Check your understanding:
(1) Quote the stretch from "To address these" through "of residency positions." in the column on the physician shortage, word for word.
(2) Write a continuation of the column on the physician shortage, picking up right after its last sentence.

Selected passage:
This column was originally published in AMA eVoice on March 20, 2008. Dr. Davis is president of the American Medical Association.

Numerous reports during the past several years have forecast a looming shortage of physicians in the United States. A 2005 report by the Council on Graduate Medical Education (COGME) predicted that this work force shortage will reach 85,000 by 2020, and some experts have projected a shortfall as high as 200,000 by then.

Factors contributing to the shortage are the nation’s growing population, the increasing number of elderly Americans, an aging physician work force, and a rising demand for health care services. Physicians are facing Medicare payment cuts that threaten their ability to maintain their practices. And medical liability insurance premiums in some states cause some doctors to move their practices—or leave medicine altogether.

If this shortage materializes as predicted, the existing lack of access for the 20 percent of Americans who live in government-designated health professional shortage areas likely will worsen substantially. And access in other areas could decrease as well.

Primary care already is feeling the pinch. For example, according to a 2006 study published in the Journal of the American Medical Association, recent physician work force trends may be adversely affecting recruitment of family physicians at community health centers, which serve a growing number of people from vulnerable populations, including migrant workers, the uninsured, and the homeless.

To address these physician shortages, the Association of American Medical Colleges (AAMC) has called for a 30 percent increase in the number of medical school graduates by 2015. In response, existing medical schools have expanded their classes and at least 10 new schools are being planned. However, we will not achieve growth in the U.S. physician work force without a commensurate increase in the number of residency positions.

How do we generate that increase? A logical way is for all payers for health care—including the federal government, states, and private payers—to fund their fair share of both the direct and indirect costs of graduate medical education. The AMA has long-standing policy to advocate for this solution, as explained in AMA Council on Medical Education Report 7 (A-05) (PDF, 291KB) .

A specific strategy would lift the current cap on the number of Medicare-supported residency positions, especially in physician shortage/underserved areas and in undersupplied specialties. Doing so would help teaching hospitals increase the number of resident physicians. Unless this cap is rescinded, an increase in U.S. medical school graduates would likely displace international medical graduates and result in a static supply of future practicing physicians.

The AMA also supports continued funding of Section 747 of Title VII of the Public Health Service Act, a federal program that helps pay for primary health care training and education. Section 747 is vital to increasing the number of primary care physicians working in medically underserved communities.

Entries shown:
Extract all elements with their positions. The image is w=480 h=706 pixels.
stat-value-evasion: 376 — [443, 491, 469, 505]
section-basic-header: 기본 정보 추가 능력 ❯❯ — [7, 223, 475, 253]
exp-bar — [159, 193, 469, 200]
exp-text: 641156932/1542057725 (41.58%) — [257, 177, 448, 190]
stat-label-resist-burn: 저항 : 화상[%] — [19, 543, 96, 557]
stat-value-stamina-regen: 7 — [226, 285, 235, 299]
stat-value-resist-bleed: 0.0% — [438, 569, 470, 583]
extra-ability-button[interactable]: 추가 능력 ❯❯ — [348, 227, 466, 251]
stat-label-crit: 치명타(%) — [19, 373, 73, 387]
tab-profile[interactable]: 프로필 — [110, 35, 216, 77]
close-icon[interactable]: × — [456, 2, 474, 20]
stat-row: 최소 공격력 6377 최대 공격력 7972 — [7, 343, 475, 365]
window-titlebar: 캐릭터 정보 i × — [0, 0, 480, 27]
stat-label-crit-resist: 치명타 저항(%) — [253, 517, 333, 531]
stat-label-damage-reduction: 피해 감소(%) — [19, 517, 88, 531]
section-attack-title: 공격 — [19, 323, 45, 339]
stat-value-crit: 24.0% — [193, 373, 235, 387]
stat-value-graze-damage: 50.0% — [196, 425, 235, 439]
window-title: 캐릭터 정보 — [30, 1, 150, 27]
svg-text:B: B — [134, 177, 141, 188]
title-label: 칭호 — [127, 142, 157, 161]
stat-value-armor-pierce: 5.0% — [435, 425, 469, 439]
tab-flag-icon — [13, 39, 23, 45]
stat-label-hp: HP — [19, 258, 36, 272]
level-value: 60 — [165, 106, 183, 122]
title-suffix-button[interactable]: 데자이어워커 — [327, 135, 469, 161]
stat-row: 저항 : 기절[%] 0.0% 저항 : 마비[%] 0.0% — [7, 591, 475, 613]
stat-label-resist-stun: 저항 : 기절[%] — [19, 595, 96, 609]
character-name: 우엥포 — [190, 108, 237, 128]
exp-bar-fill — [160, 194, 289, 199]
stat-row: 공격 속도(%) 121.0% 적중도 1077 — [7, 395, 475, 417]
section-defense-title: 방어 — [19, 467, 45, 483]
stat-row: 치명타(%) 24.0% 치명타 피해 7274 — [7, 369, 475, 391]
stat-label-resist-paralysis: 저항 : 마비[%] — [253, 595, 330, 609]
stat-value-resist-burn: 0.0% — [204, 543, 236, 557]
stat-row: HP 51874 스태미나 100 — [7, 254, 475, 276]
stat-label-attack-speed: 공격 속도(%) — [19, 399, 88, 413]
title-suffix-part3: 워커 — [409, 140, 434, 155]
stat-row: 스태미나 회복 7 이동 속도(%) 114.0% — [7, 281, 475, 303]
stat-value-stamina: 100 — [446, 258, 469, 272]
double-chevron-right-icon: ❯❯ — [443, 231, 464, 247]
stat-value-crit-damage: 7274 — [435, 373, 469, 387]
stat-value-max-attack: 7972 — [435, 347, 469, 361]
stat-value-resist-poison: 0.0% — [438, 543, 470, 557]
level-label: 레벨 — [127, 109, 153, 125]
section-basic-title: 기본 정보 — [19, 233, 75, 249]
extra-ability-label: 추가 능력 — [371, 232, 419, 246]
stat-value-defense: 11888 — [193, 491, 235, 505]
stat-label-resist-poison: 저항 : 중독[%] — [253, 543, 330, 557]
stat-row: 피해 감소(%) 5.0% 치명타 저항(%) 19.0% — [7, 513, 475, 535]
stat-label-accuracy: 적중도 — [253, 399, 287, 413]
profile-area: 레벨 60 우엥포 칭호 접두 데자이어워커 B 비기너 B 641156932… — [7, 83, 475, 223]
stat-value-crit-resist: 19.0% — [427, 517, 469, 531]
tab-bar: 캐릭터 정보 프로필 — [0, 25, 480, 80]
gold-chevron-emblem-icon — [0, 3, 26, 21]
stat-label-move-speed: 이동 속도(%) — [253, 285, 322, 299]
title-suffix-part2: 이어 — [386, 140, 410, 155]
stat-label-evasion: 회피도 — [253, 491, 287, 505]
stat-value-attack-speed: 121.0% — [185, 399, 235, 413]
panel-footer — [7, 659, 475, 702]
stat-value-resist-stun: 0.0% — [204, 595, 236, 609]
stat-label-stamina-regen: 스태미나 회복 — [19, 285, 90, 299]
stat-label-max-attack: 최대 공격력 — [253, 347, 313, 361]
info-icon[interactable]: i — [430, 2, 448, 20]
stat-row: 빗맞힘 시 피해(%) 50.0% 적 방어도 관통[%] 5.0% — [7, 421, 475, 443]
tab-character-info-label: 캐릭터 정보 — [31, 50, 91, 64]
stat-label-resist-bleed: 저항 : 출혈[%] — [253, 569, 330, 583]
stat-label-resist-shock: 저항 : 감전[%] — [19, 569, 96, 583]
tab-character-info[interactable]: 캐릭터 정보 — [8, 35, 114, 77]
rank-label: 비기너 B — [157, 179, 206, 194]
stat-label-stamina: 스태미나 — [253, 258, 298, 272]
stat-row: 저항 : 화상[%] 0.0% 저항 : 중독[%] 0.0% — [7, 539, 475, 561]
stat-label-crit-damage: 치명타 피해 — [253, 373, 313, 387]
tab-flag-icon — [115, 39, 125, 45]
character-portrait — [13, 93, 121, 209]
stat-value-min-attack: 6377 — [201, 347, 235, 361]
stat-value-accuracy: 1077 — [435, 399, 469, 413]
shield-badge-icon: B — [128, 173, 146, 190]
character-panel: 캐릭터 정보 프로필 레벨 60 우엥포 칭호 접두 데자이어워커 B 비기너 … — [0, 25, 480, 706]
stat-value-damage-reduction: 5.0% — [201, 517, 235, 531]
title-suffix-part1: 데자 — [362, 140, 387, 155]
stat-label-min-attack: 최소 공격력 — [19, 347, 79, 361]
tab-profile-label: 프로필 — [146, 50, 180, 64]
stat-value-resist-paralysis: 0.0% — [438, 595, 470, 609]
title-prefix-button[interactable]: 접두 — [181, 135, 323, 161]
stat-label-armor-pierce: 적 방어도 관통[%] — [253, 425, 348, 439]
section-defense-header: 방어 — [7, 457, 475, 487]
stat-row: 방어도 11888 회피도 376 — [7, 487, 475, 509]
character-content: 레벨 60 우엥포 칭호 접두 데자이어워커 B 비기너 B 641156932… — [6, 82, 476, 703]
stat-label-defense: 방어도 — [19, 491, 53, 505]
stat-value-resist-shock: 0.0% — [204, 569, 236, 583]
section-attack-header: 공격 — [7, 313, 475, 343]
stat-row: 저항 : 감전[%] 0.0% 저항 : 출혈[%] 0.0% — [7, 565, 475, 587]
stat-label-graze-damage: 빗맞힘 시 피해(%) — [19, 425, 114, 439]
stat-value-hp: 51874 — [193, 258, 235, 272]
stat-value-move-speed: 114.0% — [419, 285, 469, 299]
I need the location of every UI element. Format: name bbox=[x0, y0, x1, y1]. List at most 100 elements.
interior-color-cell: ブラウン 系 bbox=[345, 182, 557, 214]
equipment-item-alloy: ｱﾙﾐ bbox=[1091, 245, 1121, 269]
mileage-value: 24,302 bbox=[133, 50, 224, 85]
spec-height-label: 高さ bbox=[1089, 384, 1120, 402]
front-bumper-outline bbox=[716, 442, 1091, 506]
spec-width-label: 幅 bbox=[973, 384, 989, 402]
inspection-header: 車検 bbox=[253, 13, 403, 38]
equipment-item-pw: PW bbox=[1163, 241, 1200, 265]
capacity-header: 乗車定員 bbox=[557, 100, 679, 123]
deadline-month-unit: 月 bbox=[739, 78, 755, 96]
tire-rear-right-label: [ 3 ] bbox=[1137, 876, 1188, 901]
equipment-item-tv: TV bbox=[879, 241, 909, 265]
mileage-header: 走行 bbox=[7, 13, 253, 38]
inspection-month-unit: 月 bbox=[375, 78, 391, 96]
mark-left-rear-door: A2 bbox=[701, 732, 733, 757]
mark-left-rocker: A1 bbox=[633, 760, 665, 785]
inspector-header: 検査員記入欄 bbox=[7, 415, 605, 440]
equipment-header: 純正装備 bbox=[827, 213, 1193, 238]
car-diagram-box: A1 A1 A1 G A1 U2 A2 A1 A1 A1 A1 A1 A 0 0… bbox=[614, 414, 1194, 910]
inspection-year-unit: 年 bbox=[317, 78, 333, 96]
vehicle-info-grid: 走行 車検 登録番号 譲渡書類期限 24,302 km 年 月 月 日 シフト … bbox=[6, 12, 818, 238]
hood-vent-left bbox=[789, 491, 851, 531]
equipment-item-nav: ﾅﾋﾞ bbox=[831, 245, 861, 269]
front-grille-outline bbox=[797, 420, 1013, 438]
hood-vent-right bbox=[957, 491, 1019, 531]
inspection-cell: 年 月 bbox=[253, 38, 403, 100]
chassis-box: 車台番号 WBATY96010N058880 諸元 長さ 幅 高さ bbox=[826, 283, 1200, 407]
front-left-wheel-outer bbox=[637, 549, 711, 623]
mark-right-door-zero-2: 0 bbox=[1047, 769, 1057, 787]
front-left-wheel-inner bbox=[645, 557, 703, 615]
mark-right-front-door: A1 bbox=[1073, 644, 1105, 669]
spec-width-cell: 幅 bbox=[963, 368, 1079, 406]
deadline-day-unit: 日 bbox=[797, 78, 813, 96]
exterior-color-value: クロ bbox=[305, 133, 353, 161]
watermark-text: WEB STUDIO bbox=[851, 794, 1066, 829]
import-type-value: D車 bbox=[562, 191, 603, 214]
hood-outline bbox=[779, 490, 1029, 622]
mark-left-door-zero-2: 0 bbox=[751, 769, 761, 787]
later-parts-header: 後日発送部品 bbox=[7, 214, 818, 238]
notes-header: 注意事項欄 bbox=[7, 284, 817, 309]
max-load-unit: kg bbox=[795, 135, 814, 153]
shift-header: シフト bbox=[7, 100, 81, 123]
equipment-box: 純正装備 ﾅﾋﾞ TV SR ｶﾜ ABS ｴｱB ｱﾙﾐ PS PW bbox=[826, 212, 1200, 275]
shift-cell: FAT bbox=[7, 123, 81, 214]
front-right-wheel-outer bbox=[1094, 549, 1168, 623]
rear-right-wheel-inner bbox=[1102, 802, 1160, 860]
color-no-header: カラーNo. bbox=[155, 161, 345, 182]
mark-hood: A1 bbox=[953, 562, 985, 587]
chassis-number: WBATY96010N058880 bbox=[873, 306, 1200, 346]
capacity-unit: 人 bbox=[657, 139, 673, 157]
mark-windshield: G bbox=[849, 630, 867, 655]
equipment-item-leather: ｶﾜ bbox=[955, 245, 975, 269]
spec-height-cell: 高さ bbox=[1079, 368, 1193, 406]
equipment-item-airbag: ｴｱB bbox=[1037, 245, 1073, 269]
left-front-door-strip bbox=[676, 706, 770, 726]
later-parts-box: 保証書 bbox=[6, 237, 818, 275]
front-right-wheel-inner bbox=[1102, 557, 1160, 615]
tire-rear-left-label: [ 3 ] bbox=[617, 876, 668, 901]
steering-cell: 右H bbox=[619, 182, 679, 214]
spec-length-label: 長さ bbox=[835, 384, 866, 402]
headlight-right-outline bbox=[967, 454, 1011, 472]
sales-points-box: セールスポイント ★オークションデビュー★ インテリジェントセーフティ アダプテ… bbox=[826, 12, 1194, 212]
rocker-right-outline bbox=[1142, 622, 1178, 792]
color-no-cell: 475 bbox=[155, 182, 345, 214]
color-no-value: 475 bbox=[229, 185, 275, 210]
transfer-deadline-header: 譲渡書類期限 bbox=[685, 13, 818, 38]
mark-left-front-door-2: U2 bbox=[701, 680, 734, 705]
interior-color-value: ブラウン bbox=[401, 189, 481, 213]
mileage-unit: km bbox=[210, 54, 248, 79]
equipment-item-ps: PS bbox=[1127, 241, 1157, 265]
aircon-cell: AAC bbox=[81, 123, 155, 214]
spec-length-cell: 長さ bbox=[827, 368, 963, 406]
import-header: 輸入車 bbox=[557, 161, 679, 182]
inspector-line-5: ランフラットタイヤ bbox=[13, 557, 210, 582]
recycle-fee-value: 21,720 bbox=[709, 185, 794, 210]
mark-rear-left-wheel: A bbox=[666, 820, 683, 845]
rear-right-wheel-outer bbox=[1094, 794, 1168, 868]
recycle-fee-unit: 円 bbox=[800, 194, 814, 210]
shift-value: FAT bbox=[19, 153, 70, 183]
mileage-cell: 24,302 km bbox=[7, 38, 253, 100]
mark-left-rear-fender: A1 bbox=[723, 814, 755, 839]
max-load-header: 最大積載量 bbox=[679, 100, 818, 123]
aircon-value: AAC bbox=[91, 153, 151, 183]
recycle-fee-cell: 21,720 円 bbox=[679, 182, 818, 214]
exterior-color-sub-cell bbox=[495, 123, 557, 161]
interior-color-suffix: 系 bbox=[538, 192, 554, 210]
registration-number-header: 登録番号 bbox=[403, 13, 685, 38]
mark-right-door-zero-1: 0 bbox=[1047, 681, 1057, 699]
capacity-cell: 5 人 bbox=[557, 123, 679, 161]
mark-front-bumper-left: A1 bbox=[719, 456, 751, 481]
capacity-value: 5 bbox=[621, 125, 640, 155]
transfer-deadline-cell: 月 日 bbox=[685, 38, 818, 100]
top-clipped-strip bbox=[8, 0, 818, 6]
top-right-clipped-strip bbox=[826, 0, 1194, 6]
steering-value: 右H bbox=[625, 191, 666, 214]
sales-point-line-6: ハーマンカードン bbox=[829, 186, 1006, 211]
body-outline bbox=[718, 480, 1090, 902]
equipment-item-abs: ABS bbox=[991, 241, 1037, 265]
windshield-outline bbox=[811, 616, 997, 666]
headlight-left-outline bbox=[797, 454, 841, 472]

Per-task outputs:
(1)
To address these physician shortages, the Association of American Medical Colleges (AAMC) has called for a 30 percent increase in the number of medical school graduates by 2015. In response, existing medical schools have expanded their classes and at least 10 new schools are being planned. However, we will not achieve growth in the U.S. physician work force without a commensurate increase in the number of residency positions.

(2)
The growing debt burden for medical school graduates, now averaging nearly $140,000, may discourage some people from applying to medical school and probably steers many medical students away from lower-income primary care specialties. Thus the AMA supports loan deferment programs and income tax exemptions for medical student scholarships.

One loan deferment program, the 20/220 pathway (PDF, 179KB), allows residents to qualify for economic hardship and postpone payment on federal loans for three years without accruing interest on the subsidized portion of the loans. The U.S. Department of Education nearly discontinued the 20/220 pathway last year, but after significant AMA advocacy, the agency reinstated it temporarily through at least this fall. Permanently restoring this program will be a major focus of the AMA Resident and Fellow/Medical Student Lobby Day at the end of this month in Washington, D.C.

Increasing funding for the National Health Service Corps (NHSC) and similar programs is a key step as well. The NHSC is a valuable program that recruits primary care physicians to underserved areas through loan forgiveness programs and scholarships. Incentives such as scholarship and loan repayment support help ensure that medical students and resident physicians are not deterred from practicing in medically underserved areas, starting a career in medical education or research, entering public health service, or practicing primary care.

The Initiative to Transform Medical Education (ITME), launched by the AMA in 2005, aims to strengthen the medical education and training system to better equip young physicians with the knowledge, skills, attitudes, and values necessary to provide high-quality medical care. One ITME recommendation is particularly relevant to the physician work force challenge: “Consider creating alternatives to the current sequence of the medical education continuum, including introducing options so that physicians can re-enter or modify their practice … such as through focused mini-residencies.” Obviously these alternatives are preferable to the permanent loss of physicians from medical practice.

Enhancing diversity in the physician work force can help ensure care to underserved populations. We saw some good news on that front last year when the AMA successfully advocated for the federal J-1 visa waiver program, also known as the Conrad 30 program. It’s a major means of placing international medical graduates in rural and low-income urban areas that have had difficulty attracting physicians to meet their health care needs.

In my travels and correspondence, I’ve been hearing about aggressive efforts to address state and local shortages in the physician work force. On Monday I met with Jeffrey Gold, MD, dean of the University of Toledo College of Medicine, who has produced a document showing the serious dearth of physicians and residents in northwest Ohio (PDF, 328KB). To reverse this trend, Dr. Gold proposes a large expansion in graduate medical education positions in the school and region through 2012.

Several state medical societies have produced reports that illustrate how the work force shortage could impact their states. In 2005, the Michigan State Medical Society (MSMS) developed a physician supply study that predicted a potential difference of as many as 6,000 physicians between what the state’s population is likely to require and the number of doctors available to meet those demands by 2020. In its 2006 report on “The Future of Medicine” in Michigan, MSMS offered several recommendations to assure that the state has an adequate number of physicians in the years to come.

In the 2007 edition of “The State of Medicine in Pennsylvania,” the Pennsylvania Medical Society revealed that the state’s physician work force is comprised of increasing numbers of part-time and older physicians, and fewer and fewer young physicians. According to the study, half of Pennsylvania physicians are 50 years of age or older, but only 6 (excludes residents) to 8 (includes residents) percent are younger than 35.

In January, MedChi (the Maryland State Medical Society) and the Maryland Hospital Association released a work force study that found the state to be 16 percent below the national average for number of physicians available for clinical practice. The problem is especially acute in the state’s three rural regions.

Many other states have done similar work, and the AAMC has produced a list of recent studies and reports on physician shortages (PDF, 57KB) that provides sobering data about particular states and specialties.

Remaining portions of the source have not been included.